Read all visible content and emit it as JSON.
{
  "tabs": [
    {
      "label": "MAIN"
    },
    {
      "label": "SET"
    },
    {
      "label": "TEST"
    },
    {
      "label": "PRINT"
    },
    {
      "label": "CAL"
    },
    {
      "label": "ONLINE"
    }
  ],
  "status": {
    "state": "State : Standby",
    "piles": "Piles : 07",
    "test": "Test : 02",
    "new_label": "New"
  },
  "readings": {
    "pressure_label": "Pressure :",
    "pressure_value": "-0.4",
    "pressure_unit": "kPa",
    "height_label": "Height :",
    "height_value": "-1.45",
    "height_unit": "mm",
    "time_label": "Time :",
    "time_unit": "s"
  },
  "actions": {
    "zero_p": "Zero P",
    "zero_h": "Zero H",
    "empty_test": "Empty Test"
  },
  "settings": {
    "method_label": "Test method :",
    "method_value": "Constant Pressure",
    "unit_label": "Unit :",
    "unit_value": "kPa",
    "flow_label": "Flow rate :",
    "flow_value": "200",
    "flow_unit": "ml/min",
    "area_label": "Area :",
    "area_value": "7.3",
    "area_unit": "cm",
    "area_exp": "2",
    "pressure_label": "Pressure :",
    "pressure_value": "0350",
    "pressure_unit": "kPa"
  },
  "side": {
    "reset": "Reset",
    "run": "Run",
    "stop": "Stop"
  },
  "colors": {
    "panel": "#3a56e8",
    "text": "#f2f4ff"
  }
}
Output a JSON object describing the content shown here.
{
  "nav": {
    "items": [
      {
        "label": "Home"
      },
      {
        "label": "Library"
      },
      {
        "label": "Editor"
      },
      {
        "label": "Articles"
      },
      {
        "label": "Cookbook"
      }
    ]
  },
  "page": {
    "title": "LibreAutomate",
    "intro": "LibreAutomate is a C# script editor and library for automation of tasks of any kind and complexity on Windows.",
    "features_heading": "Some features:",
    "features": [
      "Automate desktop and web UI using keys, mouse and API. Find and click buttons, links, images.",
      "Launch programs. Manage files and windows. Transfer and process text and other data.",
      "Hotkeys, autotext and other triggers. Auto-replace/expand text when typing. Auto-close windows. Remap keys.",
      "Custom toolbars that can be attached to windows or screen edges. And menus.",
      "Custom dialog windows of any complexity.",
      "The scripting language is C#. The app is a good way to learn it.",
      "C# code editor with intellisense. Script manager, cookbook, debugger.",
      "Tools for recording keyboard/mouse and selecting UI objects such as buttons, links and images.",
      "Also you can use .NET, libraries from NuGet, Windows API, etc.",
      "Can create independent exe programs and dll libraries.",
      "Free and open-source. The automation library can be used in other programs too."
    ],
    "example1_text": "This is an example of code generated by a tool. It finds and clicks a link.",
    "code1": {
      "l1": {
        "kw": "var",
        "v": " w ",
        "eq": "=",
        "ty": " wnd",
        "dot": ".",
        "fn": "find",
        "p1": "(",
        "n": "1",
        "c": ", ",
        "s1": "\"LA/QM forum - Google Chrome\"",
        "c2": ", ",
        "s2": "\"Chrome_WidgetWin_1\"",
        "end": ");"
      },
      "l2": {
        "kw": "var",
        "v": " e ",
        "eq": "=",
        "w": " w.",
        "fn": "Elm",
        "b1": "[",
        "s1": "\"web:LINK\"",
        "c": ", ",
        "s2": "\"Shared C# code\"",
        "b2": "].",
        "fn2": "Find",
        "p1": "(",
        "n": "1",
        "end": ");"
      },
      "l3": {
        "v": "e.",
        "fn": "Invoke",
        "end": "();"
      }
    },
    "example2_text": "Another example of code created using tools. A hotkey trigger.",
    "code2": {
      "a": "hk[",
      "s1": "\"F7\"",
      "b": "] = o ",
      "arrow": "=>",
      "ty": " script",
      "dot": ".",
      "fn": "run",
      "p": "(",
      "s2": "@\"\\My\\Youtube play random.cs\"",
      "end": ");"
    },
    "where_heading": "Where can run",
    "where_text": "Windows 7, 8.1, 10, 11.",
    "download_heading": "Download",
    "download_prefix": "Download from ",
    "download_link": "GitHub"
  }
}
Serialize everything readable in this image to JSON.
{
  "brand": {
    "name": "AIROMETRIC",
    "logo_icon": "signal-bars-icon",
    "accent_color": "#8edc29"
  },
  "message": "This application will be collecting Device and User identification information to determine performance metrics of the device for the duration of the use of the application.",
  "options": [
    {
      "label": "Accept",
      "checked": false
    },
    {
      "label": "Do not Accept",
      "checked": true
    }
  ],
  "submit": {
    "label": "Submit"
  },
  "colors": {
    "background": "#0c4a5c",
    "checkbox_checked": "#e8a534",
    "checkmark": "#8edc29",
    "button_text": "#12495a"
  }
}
==============================
GIVEN REQUEST:
Please repeat the listing exactly, with nothing left out.

OUTPUT OF THE TASK:
Read all visible content and emit it as JSON.
{
  "tabs": [
    {
      "label": "MAIN"
    },
    {
      "label": "SET"
    },
    {
      "label": "TEST"
    },
    {
      "label": "PRINT"
    },
    {
      "label": "CAL"
    },
    {
      "label": "ONLINE"
    }
  ],
  "status": {
    "state": "State : Standby",
    "piles": "Piles : 07",
    "test": "Test : 02",
    "new_label": "New"
  },
  "readings": {
    "pressure_label": "Pressure :",
    "pressure_value": "-0.4",
    "pressure_unit": "kPa",
    "height_label": "Height :",
    "height_value": "-1.45",
    "height_unit": "mm",
    "time_label": "Time :",
    "time_unit": "s"
  },
  "actions": {
    "zero_p": "Zero P",
    "zero_h": "Zero H",
    "empty_test": "Empty Test"
  },
  "settings": {
    "method_label": "Test method :",
    "method_value": "Constant Pressure",
    "unit_label": "Unit :",
    "unit_value": "kPa",
    "flow_label": "Flow rate :",
    "flow_value": "200",
    "flow_unit": "ml/min",
    "area_label": "Area :",
    "area_value": "7.3",
    "area_unit": "cm",
    "area_exp": "2",
    "pressure_label": "Pressure :",
    "pressure_value": "0350",
    "pressure_unit": "kPa"
  },
  "side": {
    "reset": "Reset",
    "run": "Run",
    "stop": "Stop"
  },
  "colors": {
    "panel": "#3a56e8",
    "text": "#f2f4ff"
  }
}
Output a JSON object describing the content shown here.
{
  "nav": {
    "items": [
      {
        "label": "Home"
      },
      {
        "label": "Library"
      },
      {
        "label": "Editor"
      },
      {
        "label": "Articles"
      },
      {
        "label": "Cookbook"
      }
    ]
  },
  "page": {
    "title": "LibreAutomate",
    "intro": "LibreAutomate is a C# script editor and library for automation of tasks of any kind and complexity on Windows.",
    "features_heading": "Some features:",
    "features": [
      "Automate desktop and web UI using keys, mouse and API. Find and click buttons, links, images.",
      "Launch programs. Manage files and windows. Transfer and process text and other data.",
      "Hotkeys, autotext and other triggers. Auto-replace/expand text when typing. Auto-close windows. Remap keys.",
      "Custom toolbars that can be attached to windows or screen edges. And menus.",
      "Custom dialog windows of any complexity.",
      "The scripting language is C#. The app is a good way to learn it.",
      "C# code editor with intellisense. Script manager, cookbook, debugger.",
      "Tools for recording keyboard/mouse and selecting UI objects such as buttons, links and images.",
      "Also you can use .NET, libraries from NuGet, Windows API, etc.",
      "Can create independent exe programs and dll libraries.",
      "Free and open-source. The automation library can be used in other programs too."
    ],
    "example1_text": "This is an example of code generated by a tool. It finds and clicks a link.",
    "code1": {
      "l1": {
        "kw": "var",
        "v": " w ",
        "eq": "=",
        "ty": " wnd",
        "dot": ".",
        "fn": "find",
        "p1": "(",
        "n": "1",
        "c": ", ",
        "s1": "\"LA/QM forum - Google Chrome\"",
        "c2": ", ",
        "s2": "\"Chrome_WidgetWin_1\"",
        "end": ");"
      },
      "l2": {
        "kw": "var",
        "v": " e ",
        "eq": "=",
        "w": " w.",
        "fn": "Elm",
        "b1": "[",
        "s1": "\"web:LINK\"",
        "c": ", ",
        "s2": "\"Shared C# code\"",
        "b2": "].",
        "fn2": "Find",
        "p1": "(",
        "n": "1",
        "end": ");"
      },
      "l3": {
        "v": "e.",
        "fn": "Invoke",
        "end": "();"
      }
    },
    "example2_text": "Another example of code created using tools. A hotkey trigger.",
    "code2": {
      "a": "hk[",
      "s1": "\"F7\"",
      "b": "] = o ",
      "arrow": "=>",
      "ty": " script",
      "dot": ".",
      "fn": "run",
      "p": "(",
      "s2": "@\"\\My\\Youtube play random.cs\"",
      "end": ");"
    },
    "where_heading": "Where can run",
    "where_text": "Windows 7, 8.1, 10, 11.",
    "download_heading": "Download",
    "download_prefix": "Download from ",
    "download_link": "GitHub"
  }
}
Serialize everything readable in this image to JSON.
{
  "brand": {
    "name": "AIROMETRIC",
    "logo_icon": "signal-bars-icon",
    "accent_color": "#8edc29"
  },
  "message": "This application will be collecting Device and User identification information to determine performance metrics of the device for the duration of the use of the application.",
  "options": [
    {
      "label": "Accept",
      "checked": false
    },
    {
      "label": "Do not Accept",
      "checked": true
    }
  ],
  "submit": {
    "label": "Submit"
  },
  "colors": {
    "background": "#0c4a5c",
    "checkbox_checked": "#e8a534",
    "checkmark": "#8edc29",
    "button_text": "#12495a"
  }
}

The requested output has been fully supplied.